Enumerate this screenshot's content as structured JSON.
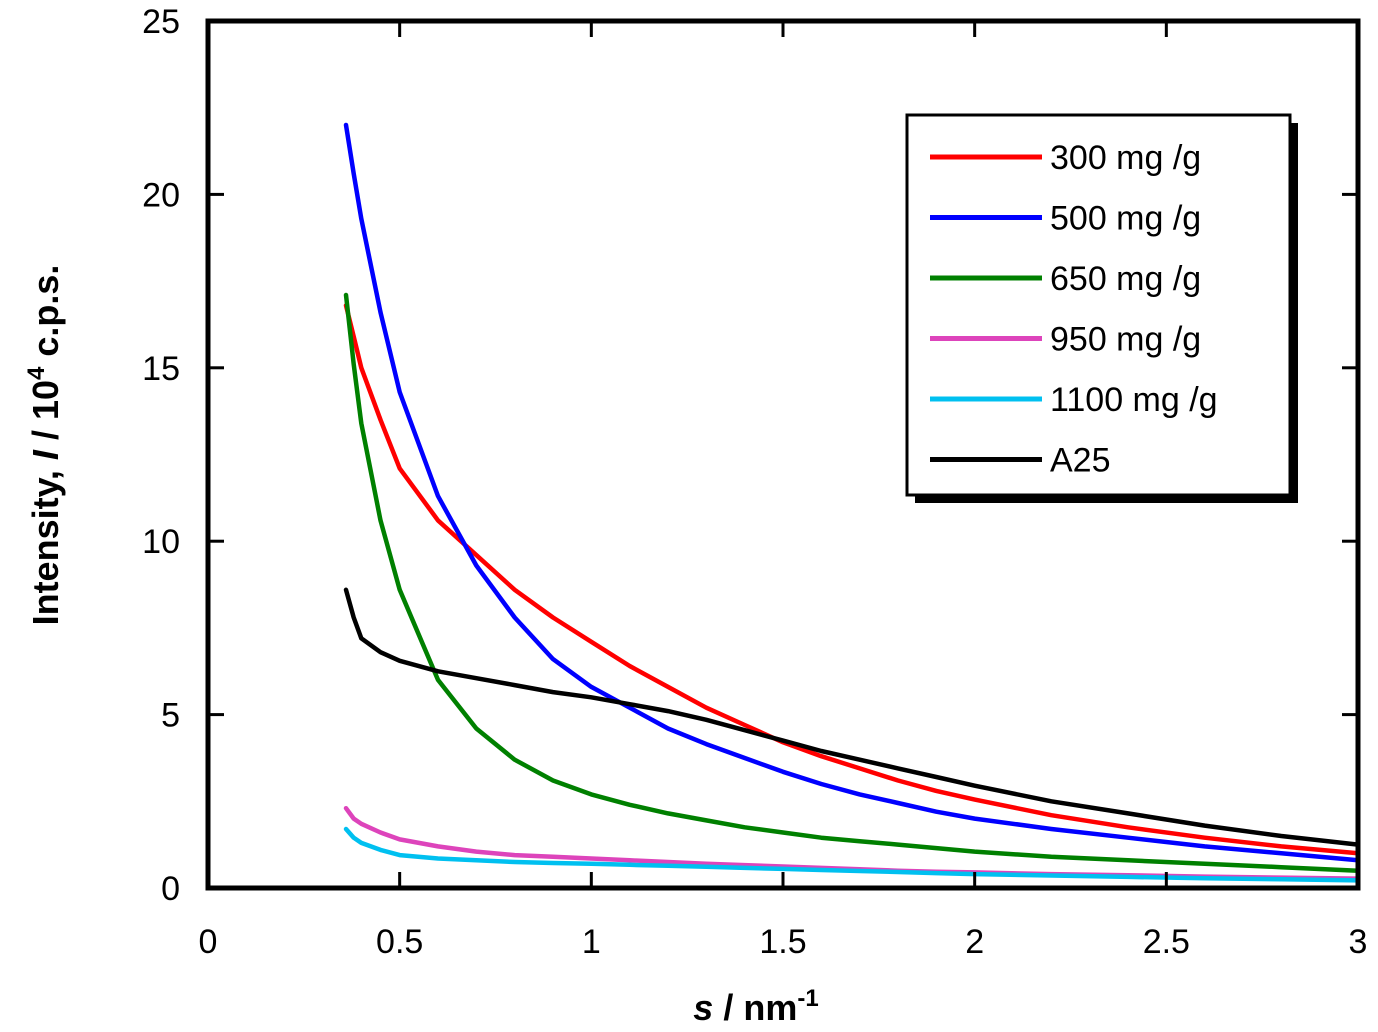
{
  "chart_data": {
    "type": "line",
    "title": "",
    "xlabel": {
      "italic": "s",
      "text": " / nm",
      "sup": "-1"
    },
    "ylabel": {
      "text1": "Intensity, ",
      "italic": "I",
      "text2": " / 10",
      "sup": "4",
      "text3": " c.p.s."
    },
    "xlim": [
      0,
      3
    ],
    "ylim": [
      0,
      25
    ],
    "xticks": [
      0,
      0.5,
      1,
      1.5,
      2,
      2.5,
      3
    ],
    "xtick_labels": [
      "0",
      "0.5",
      "1",
      "1.5",
      "2",
      "2.5",
      "3"
    ],
    "yticks": [
      0,
      5,
      10,
      15,
      20,
      25
    ],
    "ytick_labels": [
      "0",
      "5",
      "10",
      "15",
      "20",
      "25"
    ],
    "grid": false,
    "legend_position": "top-right",
    "x": [
      0.36,
      0.38,
      0.4,
      0.45,
      0.5,
      0.6,
      0.7,
      0.8,
      0.9,
      1.0,
      1.1,
      1.2,
      1.3,
      1.4,
      1.5,
      1.6,
      1.7,
      1.8,
      1.9,
      2.0,
      2.2,
      2.4,
      2.6,
      2.8,
      3.0
    ],
    "series": [
      {
        "name": "300 mg /g",
        "color": "#ff0000",
        "values": [
          16.8,
          15.9,
          15.0,
          13.5,
          12.1,
          10.6,
          9.6,
          8.6,
          7.8,
          7.1,
          6.4,
          5.8,
          5.2,
          4.7,
          4.2,
          3.8,
          3.45,
          3.1,
          2.8,
          2.55,
          2.1,
          1.75,
          1.45,
          1.2,
          1.0
        ]
      },
      {
        "name": "500 mg /g",
        "color": "#0000ff",
        "values": [
          22.0,
          20.6,
          19.3,
          16.6,
          14.3,
          11.3,
          9.3,
          7.8,
          6.6,
          5.8,
          5.2,
          4.6,
          4.15,
          3.75,
          3.35,
          3.0,
          2.7,
          2.45,
          2.2,
          2.0,
          1.7,
          1.45,
          1.2,
          1.0,
          0.8
        ]
      },
      {
        "name": "650 mg /g",
        "color": "#008000",
        "values": [
          17.1,
          15.1,
          13.4,
          10.6,
          8.6,
          6.0,
          4.6,
          3.7,
          3.1,
          2.7,
          2.4,
          2.15,
          1.95,
          1.75,
          1.6,
          1.45,
          1.35,
          1.25,
          1.15,
          1.05,
          0.9,
          0.8,
          0.7,
          0.6,
          0.5
        ]
      },
      {
        "name": "950 mg /g",
        "color": "#dd44bb",
        "values": [
          2.3,
          2.0,
          1.85,
          1.6,
          1.4,
          1.2,
          1.05,
          0.95,
          0.9,
          0.85,
          0.8,
          0.75,
          0.7,
          0.66,
          0.62,
          0.58,
          0.54,
          0.5,
          0.47,
          0.45,
          0.4,
          0.37,
          0.33,
          0.3,
          0.27
        ]
      },
      {
        "name": "1100 mg /g",
        "color": "#00c0f0",
        "values": [
          1.7,
          1.45,
          1.3,
          1.1,
          0.95,
          0.85,
          0.8,
          0.75,
          0.72,
          0.7,
          0.67,
          0.64,
          0.61,
          0.58,
          0.55,
          0.52,
          0.49,
          0.46,
          0.43,
          0.4,
          0.36,
          0.32,
          0.28,
          0.25,
          0.22
        ]
      },
      {
        "name": "A25",
        "color": "#000000",
        "values": [
          8.6,
          7.8,
          7.2,
          6.8,
          6.55,
          6.25,
          6.05,
          5.85,
          5.65,
          5.5,
          5.3,
          5.1,
          4.85,
          4.55,
          4.25,
          3.95,
          3.7,
          3.45,
          3.2,
          2.95,
          2.5,
          2.15,
          1.8,
          1.5,
          1.25
        ]
      }
    ]
  }
}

### Your objective:
Tally up the lines in the records containing the word "name", then give the count and nothing else.

### Response to this exercise:
6